_Exercise inputs_.
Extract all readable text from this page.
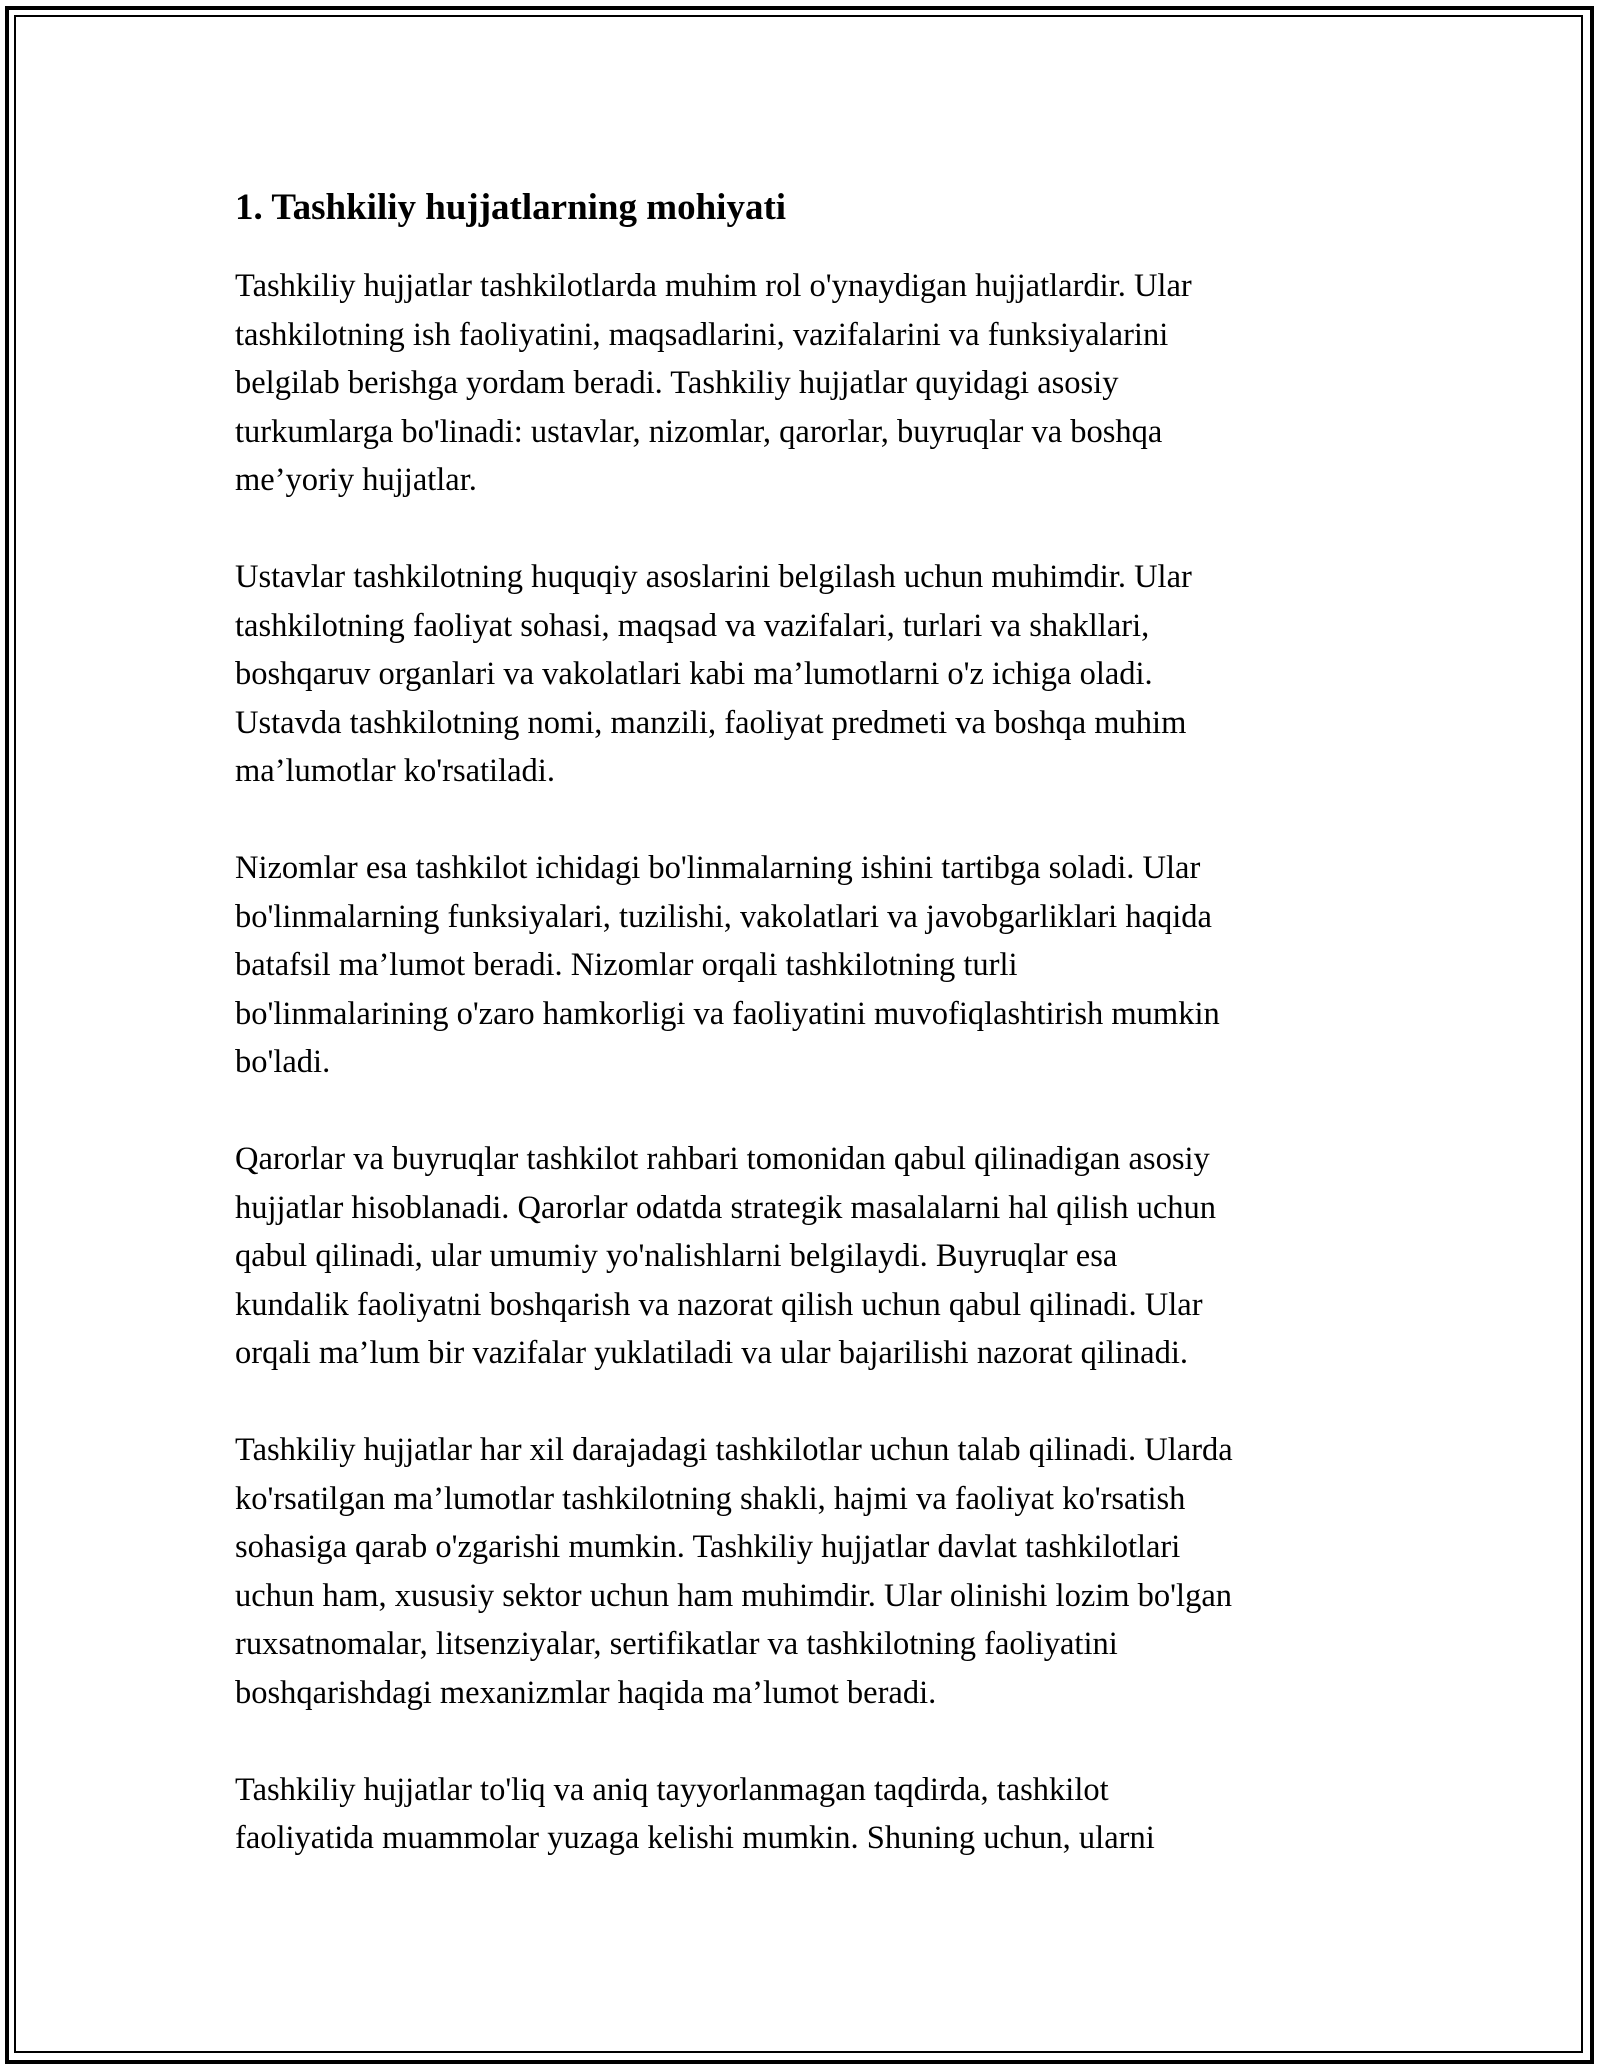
1. Tashkiliy hujjatlarning mohiyati

Tashkiliy hujjatlar tashkilotlarda muhim rol o'ynaydigan hujjatlardir. Ular
tashkilotning ish faoliyatini, maqsadlarini, vazifalarini va funksiyalarini
belgilab berishga yordam beradi. Tashkiliy hujjatlar quyidagi asosiy
turkumlarga bo'linadi: ustavlar, nizomlar, qarorlar, buyruqlar va boshqa
me’yoriy hujjatlar.

Ustavlar tashkilotning huquqiy asoslarini belgilash uchun muhimdir. Ular
tashkilotning faoliyat sohasi, maqsad va vazifalari, turlari va shakllari,
boshqaruv organlari va vakolatlari kabi ma’lumotlarni o'z ichiga oladi.
Ustavda tashkilotning nomi, manzili, faoliyat predmeti va boshqa muhim
ma’lumotlar ko'rsatiladi.

Nizomlar esa tashkilot ichidagi bo'linmalarning ishini tartibga soladi. Ular
bo'linmalarning funksiyalari, tuzilishi, vakolatlari va javobgarliklari haqida
batafsil ma’lumot beradi. Nizomlar orqali tashkilotning turli
bo'linmalarining o'zaro hamkorligi va faoliyatini muvofiqlashtirish mumkin
bo'ladi.

Qarorlar va buyruqlar tashkilot rahbari tomonidan qabul qilinadigan asosiy
hujjatlar hisoblanadi. Qarorlar odatda strategik masalalarni hal qilish uchun
qabul qilinadi, ular umumiy yo'nalishlarni belgilaydi. Buyruqlar esa
kundalik faoliyatni boshqarish va nazorat qilish uchun qabul qilinadi. Ular
orqali ma’lum bir vazifalar yuklatiladi va ular bajarilishi nazorat qilinadi.

Tashkiliy hujjatlar har xil darajadagi tashkilotlar uchun talab qilinadi. Ularda
ko'rsatilgan ma’lumotlar tashkilotning shakli, hajmi va faoliyat ko'rsatish
sohasiga qarab o'zgarishi mumkin. Tashkiliy hujjatlar davlat tashkilotlari
uchun ham, xususiy sektor uchun ham muhimdir. Ular olinishi lozim bo'lgan
ruxsatnomalar, litsenziyalar, sertifikatlar va tashkilotning faoliyatini
boshqarishdagi mexanizmlar haqida ma’lumot beradi.

Tashkiliy hujjatlar to'liq va aniq tayyorlanmagan taqdirda, tashkilot
faoliyatida muammolar yuzaga kelishi mumkin. Shuning uchun, ularni
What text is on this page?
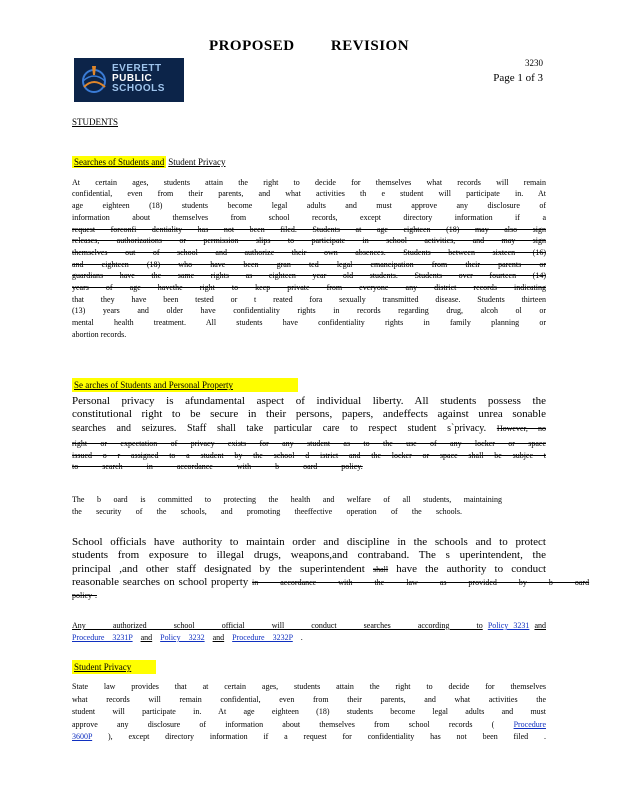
PROPOSED REVISION
EVERETT
PUBLIC
SCHOOLS
3230
Page 1 of 3
STUDENTS
Searches of Students and Student Privacy
At certain ages, students attain the right to decide for themselves what records will remain
confidential, even from their parents, and what activities th e student will participate in. At
age eighteen (18) students become legal adults and must approve any disclosure of
information about themselves from school records, except directory information if a
request forconfi dentiality has not been filed. Students at age eighteen (18) may also sign
releases, authorizations or permission slips to participate in school activities, and may sign
themselves out of school and authorize their own absences. Students between sixteen (16)
and eighteen (18) who have been gran ted legal emancipation from their parents or
guardians have the same rights as eighteen year old students. Students over fourteen (14)
years of age havethe right to keep private from everyone any district records indicating
that they have been tested or t reated fora sexually transmitted disease. Students thirteen
(13) years and older have confidentiality rights in records regarding drug, alcoh ol or
mental health treatment. All students have confidentiality rights in family planning or
abortion records.
Se arches of Students and Personal Property
Personal privacy is afundamental aspect of individual liberty. All students possess the
constitutional right to be secure in their persons, papers, andeffects against unrea sonable
searches and seizures. Staff shall take particular care to respect student s`privacy. However, no
right or expectation of privacy exists for any student as to the use of any locker or space
issued o r assigned to a student by the school d istrict and the locker or space shall be subjec t
to search in accordance with b oard policy.
The b oard is committed to protecting the health and welfare of all students, maintaining
the security of the schools, and promoting theeffective operation of the schools.
School officials have authority to maintain order and discipline in the schools and to protect
students from exposure to illegal drugs, weapons,and contraband. The s uperintendent, the
principal ,and other staff designated by the superintendent shall have the authority to conduct
reasonable searches on school property in accordance with the law as provided by b oard
policy .
Any authorized school official will conduct searches according to Policy 3231 and
Procedure 3231P and Policy 3232 and Procedure 3232P .
Student Privacy
State law provides that at certain ages, students attain the right to decide for themselves
what records will remain confidential, even from their parents, and what activities the
student will participate in. At age eighteen (18) students become legal adults and must
approve any disclosure of information about themselves from school records ( Procedure
3600P ), except directory information if a request for confidentiality has not been filed .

_Task goal_. Pull out all lines from the listing that contain the string "must".

_Written solution_.
age eighteen (18) students become legal adults and must approve any disclosure of
student will participate in. At age eighteen (18) students become legal adults and must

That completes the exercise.